→ AIM OF THE TASK: Can you quote the lines below exactly, starting at the line with "Convert this document image to plain text." and going through the last one?

→ GIVEN INFORMATION:
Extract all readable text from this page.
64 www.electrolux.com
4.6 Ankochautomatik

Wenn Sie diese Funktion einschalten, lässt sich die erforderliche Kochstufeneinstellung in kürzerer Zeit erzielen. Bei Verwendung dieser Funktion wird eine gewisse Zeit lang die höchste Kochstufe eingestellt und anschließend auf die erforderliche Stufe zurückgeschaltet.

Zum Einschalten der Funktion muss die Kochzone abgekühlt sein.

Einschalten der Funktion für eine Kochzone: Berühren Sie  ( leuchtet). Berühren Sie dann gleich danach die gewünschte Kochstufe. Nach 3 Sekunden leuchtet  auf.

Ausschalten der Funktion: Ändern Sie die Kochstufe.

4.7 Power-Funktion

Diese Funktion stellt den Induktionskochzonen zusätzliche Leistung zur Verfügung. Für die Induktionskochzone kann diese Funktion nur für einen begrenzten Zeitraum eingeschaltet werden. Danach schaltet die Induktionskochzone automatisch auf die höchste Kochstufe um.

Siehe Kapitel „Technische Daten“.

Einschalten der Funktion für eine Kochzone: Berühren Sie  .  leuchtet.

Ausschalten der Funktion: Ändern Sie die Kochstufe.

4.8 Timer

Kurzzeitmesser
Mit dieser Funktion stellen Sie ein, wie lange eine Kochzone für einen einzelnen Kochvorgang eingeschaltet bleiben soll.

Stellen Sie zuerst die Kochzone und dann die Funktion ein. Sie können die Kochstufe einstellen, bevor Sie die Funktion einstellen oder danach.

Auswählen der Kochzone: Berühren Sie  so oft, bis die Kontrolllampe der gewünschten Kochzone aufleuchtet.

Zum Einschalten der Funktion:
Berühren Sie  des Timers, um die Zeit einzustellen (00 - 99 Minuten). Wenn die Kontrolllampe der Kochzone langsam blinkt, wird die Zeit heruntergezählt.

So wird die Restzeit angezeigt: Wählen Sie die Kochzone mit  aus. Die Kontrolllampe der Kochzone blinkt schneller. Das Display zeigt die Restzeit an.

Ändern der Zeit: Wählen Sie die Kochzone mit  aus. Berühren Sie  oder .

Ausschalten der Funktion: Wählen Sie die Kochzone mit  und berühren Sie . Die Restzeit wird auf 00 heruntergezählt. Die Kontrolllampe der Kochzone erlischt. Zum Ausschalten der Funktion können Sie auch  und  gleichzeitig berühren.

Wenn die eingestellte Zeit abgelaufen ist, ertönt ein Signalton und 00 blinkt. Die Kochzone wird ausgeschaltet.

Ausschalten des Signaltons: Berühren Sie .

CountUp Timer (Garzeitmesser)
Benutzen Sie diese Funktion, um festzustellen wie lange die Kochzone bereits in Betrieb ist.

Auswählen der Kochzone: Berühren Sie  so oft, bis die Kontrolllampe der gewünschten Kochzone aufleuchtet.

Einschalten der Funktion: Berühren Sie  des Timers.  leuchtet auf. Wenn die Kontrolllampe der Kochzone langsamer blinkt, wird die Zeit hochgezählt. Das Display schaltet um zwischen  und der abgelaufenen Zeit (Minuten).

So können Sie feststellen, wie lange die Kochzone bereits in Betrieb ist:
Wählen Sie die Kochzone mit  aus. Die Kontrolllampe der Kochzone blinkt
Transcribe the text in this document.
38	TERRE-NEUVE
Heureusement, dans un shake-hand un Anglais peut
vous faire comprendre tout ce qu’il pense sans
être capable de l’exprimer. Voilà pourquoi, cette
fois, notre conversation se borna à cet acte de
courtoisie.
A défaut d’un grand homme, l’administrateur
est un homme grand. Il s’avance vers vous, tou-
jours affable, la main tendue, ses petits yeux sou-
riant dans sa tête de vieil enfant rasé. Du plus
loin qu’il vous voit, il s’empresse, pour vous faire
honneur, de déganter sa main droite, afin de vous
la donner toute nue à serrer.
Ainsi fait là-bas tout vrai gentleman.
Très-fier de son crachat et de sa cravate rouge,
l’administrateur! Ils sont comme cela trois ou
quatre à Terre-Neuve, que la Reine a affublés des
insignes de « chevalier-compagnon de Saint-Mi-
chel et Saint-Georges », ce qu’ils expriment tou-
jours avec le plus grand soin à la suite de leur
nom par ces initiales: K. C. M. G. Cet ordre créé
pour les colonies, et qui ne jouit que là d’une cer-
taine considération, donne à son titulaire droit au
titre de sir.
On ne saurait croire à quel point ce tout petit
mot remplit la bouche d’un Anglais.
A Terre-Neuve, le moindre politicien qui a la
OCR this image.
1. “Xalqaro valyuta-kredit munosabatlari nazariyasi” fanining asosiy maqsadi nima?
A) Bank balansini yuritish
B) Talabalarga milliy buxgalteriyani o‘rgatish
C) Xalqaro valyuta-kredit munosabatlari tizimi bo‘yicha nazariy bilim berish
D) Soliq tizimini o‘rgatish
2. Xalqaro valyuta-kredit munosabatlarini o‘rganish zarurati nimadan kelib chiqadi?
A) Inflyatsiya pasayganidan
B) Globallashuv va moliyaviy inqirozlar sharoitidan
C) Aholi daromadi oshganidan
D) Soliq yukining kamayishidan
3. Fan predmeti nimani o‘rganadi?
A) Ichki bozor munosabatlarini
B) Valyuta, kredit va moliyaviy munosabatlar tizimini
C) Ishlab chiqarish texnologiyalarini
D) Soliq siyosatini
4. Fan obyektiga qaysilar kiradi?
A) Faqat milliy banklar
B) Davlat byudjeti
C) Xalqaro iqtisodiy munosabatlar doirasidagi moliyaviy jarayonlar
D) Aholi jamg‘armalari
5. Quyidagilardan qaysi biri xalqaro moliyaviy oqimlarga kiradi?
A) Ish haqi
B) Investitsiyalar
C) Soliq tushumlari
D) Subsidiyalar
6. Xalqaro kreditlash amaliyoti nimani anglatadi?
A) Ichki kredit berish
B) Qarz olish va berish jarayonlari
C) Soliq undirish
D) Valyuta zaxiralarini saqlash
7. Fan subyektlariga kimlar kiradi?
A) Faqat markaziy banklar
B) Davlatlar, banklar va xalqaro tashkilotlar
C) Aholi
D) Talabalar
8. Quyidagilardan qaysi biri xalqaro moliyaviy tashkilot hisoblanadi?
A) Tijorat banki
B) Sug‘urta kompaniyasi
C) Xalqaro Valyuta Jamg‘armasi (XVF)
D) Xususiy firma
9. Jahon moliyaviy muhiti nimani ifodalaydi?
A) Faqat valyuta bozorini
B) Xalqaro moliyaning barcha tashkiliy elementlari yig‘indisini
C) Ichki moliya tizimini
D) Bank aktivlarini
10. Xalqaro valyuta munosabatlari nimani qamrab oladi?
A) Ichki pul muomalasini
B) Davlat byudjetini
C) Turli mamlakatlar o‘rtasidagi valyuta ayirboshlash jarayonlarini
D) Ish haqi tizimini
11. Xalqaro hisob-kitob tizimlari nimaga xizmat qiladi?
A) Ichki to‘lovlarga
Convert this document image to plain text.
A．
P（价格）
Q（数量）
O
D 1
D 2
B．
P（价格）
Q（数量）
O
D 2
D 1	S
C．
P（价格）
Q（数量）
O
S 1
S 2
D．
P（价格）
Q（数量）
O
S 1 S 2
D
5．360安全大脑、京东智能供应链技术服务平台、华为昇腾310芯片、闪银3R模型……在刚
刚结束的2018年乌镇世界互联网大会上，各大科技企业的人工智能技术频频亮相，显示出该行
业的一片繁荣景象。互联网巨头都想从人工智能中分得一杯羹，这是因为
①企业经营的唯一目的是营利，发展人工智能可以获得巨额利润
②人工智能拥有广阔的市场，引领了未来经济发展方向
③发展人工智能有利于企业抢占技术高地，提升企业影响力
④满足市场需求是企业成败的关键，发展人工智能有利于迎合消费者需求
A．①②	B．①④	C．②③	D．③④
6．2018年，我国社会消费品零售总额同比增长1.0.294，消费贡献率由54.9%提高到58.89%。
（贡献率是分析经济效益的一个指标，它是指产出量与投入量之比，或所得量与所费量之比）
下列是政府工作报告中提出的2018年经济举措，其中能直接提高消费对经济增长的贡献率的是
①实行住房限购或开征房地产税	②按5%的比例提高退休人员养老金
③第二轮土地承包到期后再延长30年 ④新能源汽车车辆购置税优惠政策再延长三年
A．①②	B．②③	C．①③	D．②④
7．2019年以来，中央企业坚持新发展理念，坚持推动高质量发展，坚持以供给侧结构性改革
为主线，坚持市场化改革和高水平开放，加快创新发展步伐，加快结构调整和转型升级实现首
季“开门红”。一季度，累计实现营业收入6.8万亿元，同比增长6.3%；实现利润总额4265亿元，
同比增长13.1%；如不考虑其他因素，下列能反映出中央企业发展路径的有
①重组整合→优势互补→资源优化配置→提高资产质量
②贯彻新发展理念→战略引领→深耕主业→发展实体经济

→ FULL ANSWER:
Convert this document image to plain text.
A．
P（价格）
Q（数量）
O
D 1
D 2
B．
P（价格）
Q（数量）
O
D 2
D 1	S
C．
P（价格）
Q（数量）
O
S 1
S 2
D．
P（价格）
Q（数量）
O
S 1 S 2
D
5．360安全大脑、京东智能供应链技术服务平台、华为昇腾310芯片、闪银3R模型……在刚
刚结束的2018年乌镇世界互联网大会上，各大科技企业的人工智能技术频频亮相，显示出该行
业的一片繁荣景象。互联网巨头都想从人工智能中分得一杯羹，这是因为
①企业经营的唯一目的是营利，发展人工智能可以获得巨额利润
②人工智能拥有广阔的市场，引领了未来经济发展方向
③发展人工智能有利于企业抢占技术高地，提升企业影响力
④满足市场需求是企业成败的关键，发展人工智能有利于迎合消费者需求
A．①②	B．①④	C．②③	D．③④
6．2018年，我国社会消费品零售总额同比增长1.0.294，消费贡献率由54.9%提高到58.89%。
（贡献率是分析经济效益的一个指标，它是指产出量与投入量之比，或所得量与所费量之比）
下列是政府工作报告中提出的2018年经济举措，其中能直接提高消费对经济增长的贡献率的是
①实行住房限购或开征房地产税	②按5%的比例提高退休人员养老金
③第二轮土地承包到期后再延长30年 ④新能源汽车车辆购置税优惠政策再延长三年
A．①②	B．②③	C．①③	D．②④
7．2019年以来，中央企业坚持新发展理念，坚持推动高质量发展，坚持以供给侧结构性改革
为主线，坚持市场化改革和高水平开放，加快创新发展步伐，加快结构调整和转型升级实现首
季“开门红”。一季度，累计实现营业收入6.8万亿元，同比增长6.3%；实现利润总额4265亿元，
同比增长13.1%；如不考虑其他因素，下列能反映出中央企业发展路径的有
①重组整合→优势互补→资源优化配置→提高资产质量
②贯彻新发展理念→战略引领→深耕主业→发展实体经济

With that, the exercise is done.